- **Instructions for the task**
Restate every entry word for word.

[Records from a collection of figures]
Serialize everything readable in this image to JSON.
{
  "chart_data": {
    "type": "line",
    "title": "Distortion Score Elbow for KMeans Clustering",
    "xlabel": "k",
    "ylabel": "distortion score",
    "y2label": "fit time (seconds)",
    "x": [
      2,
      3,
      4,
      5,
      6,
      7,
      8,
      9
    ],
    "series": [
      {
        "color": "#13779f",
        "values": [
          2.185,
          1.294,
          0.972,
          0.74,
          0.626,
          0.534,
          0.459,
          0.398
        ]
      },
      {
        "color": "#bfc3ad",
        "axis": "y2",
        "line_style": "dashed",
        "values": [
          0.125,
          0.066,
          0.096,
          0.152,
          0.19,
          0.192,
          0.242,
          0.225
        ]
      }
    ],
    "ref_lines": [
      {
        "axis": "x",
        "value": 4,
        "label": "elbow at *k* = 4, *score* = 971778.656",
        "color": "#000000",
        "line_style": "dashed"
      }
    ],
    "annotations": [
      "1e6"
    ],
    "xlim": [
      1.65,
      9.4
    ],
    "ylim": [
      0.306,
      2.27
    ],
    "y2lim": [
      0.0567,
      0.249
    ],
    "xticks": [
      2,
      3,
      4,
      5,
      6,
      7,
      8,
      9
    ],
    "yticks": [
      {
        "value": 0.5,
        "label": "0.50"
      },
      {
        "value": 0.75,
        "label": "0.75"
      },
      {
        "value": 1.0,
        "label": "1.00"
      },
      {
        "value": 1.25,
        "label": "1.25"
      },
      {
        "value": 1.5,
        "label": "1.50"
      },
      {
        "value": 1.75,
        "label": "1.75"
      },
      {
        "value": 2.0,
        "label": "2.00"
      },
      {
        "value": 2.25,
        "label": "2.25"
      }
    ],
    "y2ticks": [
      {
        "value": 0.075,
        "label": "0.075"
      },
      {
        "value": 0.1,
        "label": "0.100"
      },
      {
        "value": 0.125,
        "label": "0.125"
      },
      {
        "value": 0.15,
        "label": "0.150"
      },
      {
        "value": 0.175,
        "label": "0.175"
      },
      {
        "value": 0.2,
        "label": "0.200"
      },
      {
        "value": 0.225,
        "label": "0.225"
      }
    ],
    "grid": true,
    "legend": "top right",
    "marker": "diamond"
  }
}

- **Correct answer**
Serialize everything readable in this image to JSON.
{
  "chart_data": {
    "type": "line",
    "title": "Distortion Score Elbow for KMeans Clustering",
    "xlabel": "k",
    "ylabel": "distortion score",
    "y2label": "fit time (seconds)",
    "x": [
      2,
      3,
      4,
      5,
      6,
      7,
      8,
      9
    ],
    "series": [
      {
        "color": "#13779f",
        "values": [
          2.185,
          1.294,
          0.972,
          0.74,
          0.626,
          0.534,
          0.459,
          0.398
        ]
      },
      {
        "color": "#bfc3ad",
        "axis": "y2",
        "line_style": "dashed",
        "values": [
          0.125,
          0.066,
          0.096,
          0.152,
          0.19,
          0.192,
          0.242,
          0.225
        ]
      }
    ],
    "ref_lines": [
      {
        "axis": "x",
        "value": 4,
        "label": "elbow at *k* = 4, *score* = 971778.656",
        "color": "#000000",
        "line_style": "dashed"
      }
    ],
    "annotations": [
      "1e6"
    ],
    "xlim": [
      1.65,
      9.4
    ],
    "ylim": [
      0.306,
      2.27
    ],
    "y2lim": [
      0.0567,
      0.249
    ],
    "xticks": [
      2,
      3,
      4,
      5,
      6,
      7,
      8,
      9
    ],
    "yticks": [
      {
        "value": 0.5,
        "label": "0.50"
      },
      {
        "value": 0.75,
        "label": "0.75"
      },
      {
        "value": 1.0,
        "label": "1.00"
      },
      {
        "value": 1.25,
        "label": "1.25"
      },
      {
        "value": 1.5,
        "label": "1.50"
      },
      {
        "value": 1.75,
        "label": "1.75"
      },
      {
        "value": 2.0,
        "label": "2.00"
      },
      {
        "value": 2.25,
        "label": "2.25"
      }
    ],
    "y2ticks": [
      {
        "value": 0.075,
        "label": "0.075"
      },
      {
        "value": 0.1,
        "label": "0.100"
      },
      {
        "value": 0.125,
        "label": "0.125"
      },
      {
        "value": 0.15,
        "label": "0.150"
      },
      {
        "value": 0.175,
        "label": "0.175"
      },
      {
        "value": 0.2,
        "label": "0.200"
      },
      {
        "value": 0.225,
        "label": "0.225"
      }
    ],
    "grid": true,
    "legend": "top right",
    "marker": "diamond"
  }
}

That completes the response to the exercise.